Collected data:
________________________

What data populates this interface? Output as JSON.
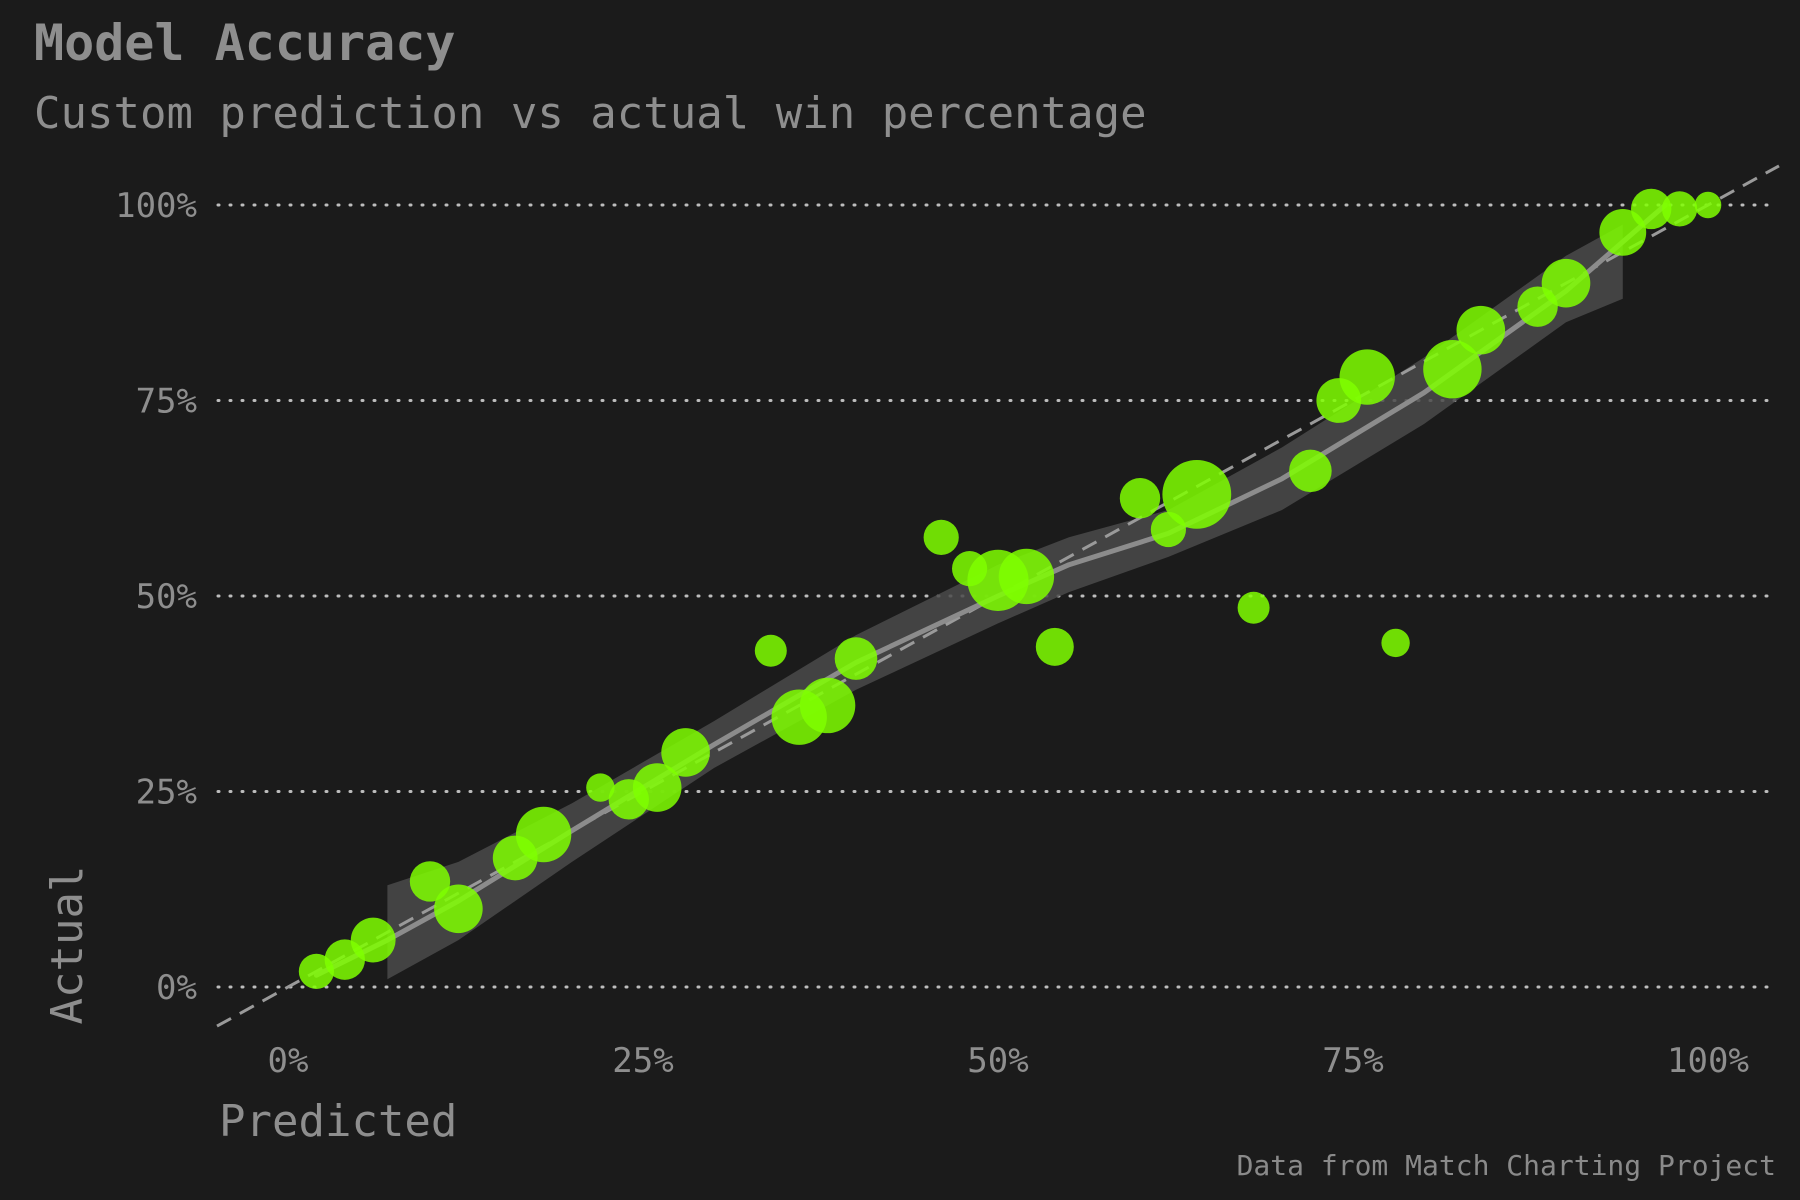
{
  "title": "Model Accuracy",
  "subtitle": "Custom prediction vs actual win percentage",
  "caption": "Data from Match Charting Project",
  "chart_data": {
    "type": "scatter",
    "title": "Model Accuracy",
    "subtitle": "Custom prediction vs actual win percentage",
    "xlabel": "Predicted",
    "ylabel": "Actual",
    "xlim": [
      -5,
      105
    ],
    "ylim": [
      -5,
      105
    ],
    "x_ticks": [
      0,
      25,
      50,
      75,
      100
    ],
    "x_tick_labels": [
      "0%",
      "25%",
      "50%",
      "75%",
      "100%"
    ],
    "y_ticks": [
      0,
      25,
      50,
      75,
      100
    ],
    "y_tick_labels": [
      "0%",
      "25%",
      "50%",
      "75%",
      "100%"
    ],
    "grid": "horizontal-dotted",
    "legend": "none",
    "reference_line": "y = x (dashed)",
    "colors": {
      "background": "#1b1b1b",
      "point": "#7fff00",
      "trend_line": "#8c8c8c",
      "confidence_band": "#4a4a4a",
      "grid": "#bdbdbd",
      "text": "#8e8e8e"
    },
    "points": [
      {
        "x": 2,
        "y": 2,
        "n": 2
      },
      {
        "x": 4,
        "y": 3.5,
        "n": 3
      },
      {
        "x": 6,
        "y": 6,
        "n": 4
      },
      {
        "x": 10,
        "y": 13.5,
        "n": 3
      },
      {
        "x": 12,
        "y": 10,
        "n": 5
      },
      {
        "x": 16,
        "y": 16.5,
        "n": 4
      },
      {
        "x": 18,
        "y": 19.5,
        "n": 7
      },
      {
        "x": 22,
        "y": 25.5,
        "n": 1
      },
      {
        "x": 24,
        "y": 24,
        "n": 3
      },
      {
        "x": 26,
        "y": 25.5,
        "n": 5
      },
      {
        "x": 28,
        "y": 30,
        "n": 5
      },
      {
        "x": 34,
        "y": 43,
        "n": 1.5
      },
      {
        "x": 36,
        "y": 34.5,
        "n": 7
      },
      {
        "x": 38,
        "y": 36,
        "n": 7
      },
      {
        "x": 40,
        "y": 42,
        "n": 3.5
      },
      {
        "x": 46,
        "y": 57.5,
        "n": 2
      },
      {
        "x": 48,
        "y": 53.5,
        "n": 2
      },
      {
        "x": 50,
        "y": 52,
        "n": 9
      },
      {
        "x": 52,
        "y": 52.5,
        "n": 7
      },
      {
        "x": 54,
        "y": 43.5,
        "n": 2.5
      },
      {
        "x": 60,
        "y": 62.5,
        "n": 3
      },
      {
        "x": 62,
        "y": 58.5,
        "n": 2
      },
      {
        "x": 64,
        "y": 63,
        "n": 12
      },
      {
        "x": 68,
        "y": 48.5,
        "n": 1.5
      },
      {
        "x": 72,
        "y": 66,
        "n": 3.5
      },
      {
        "x": 74,
        "y": 75,
        "n": 4
      },
      {
        "x": 76,
        "y": 78,
        "n": 7
      },
      {
        "x": 78,
        "y": 44,
        "n": 1
      },
      {
        "x": 82,
        "y": 79,
        "n": 8
      },
      {
        "x": 84,
        "y": 84,
        "n": 5
      },
      {
        "x": 88,
        "y": 87,
        "n": 3
      },
      {
        "x": 90,
        "y": 90,
        "n": 5
      },
      {
        "x": 94,
        "y": 96.5,
        "n": 4.5
      },
      {
        "x": 96,
        "y": 99.5,
        "n": 3
      },
      {
        "x": 98,
        "y": 99.5,
        "n": 2
      },
      {
        "x": 100,
        "y": 100,
        "n": 0.8
      }
    ],
    "trend": {
      "x": [
        2,
        7,
        12,
        20,
        30,
        40,
        50,
        55,
        62,
        70,
        80,
        90,
        97
      ],
      "y": [
        1.5,
        6,
        11,
        20,
        31,
        41.5,
        50,
        54,
        58,
        65,
        76,
        89,
        100
      ]
    },
    "band": {
      "x": [
        7,
        12,
        20,
        30,
        40,
        50,
        55,
        62,
        70,
        80,
        90,
        94
      ],
      "upper": [
        13,
        16,
        23.5,
        34,
        45,
        54,
        57.5,
        61,
        69,
        80.5,
        93.5,
        97.5
      ],
      "lower": [
        1,
        6,
        16,
        28,
        38,
        46.5,
        50.5,
        55,
        61,
        72,
        85,
        88
      ]
    }
  }
}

________________________

# Given problem
Gather from the records above every line containing the string "Model".

# Expected answer
  "title": "Model Accuracy",
    "title": "Model Accuracy",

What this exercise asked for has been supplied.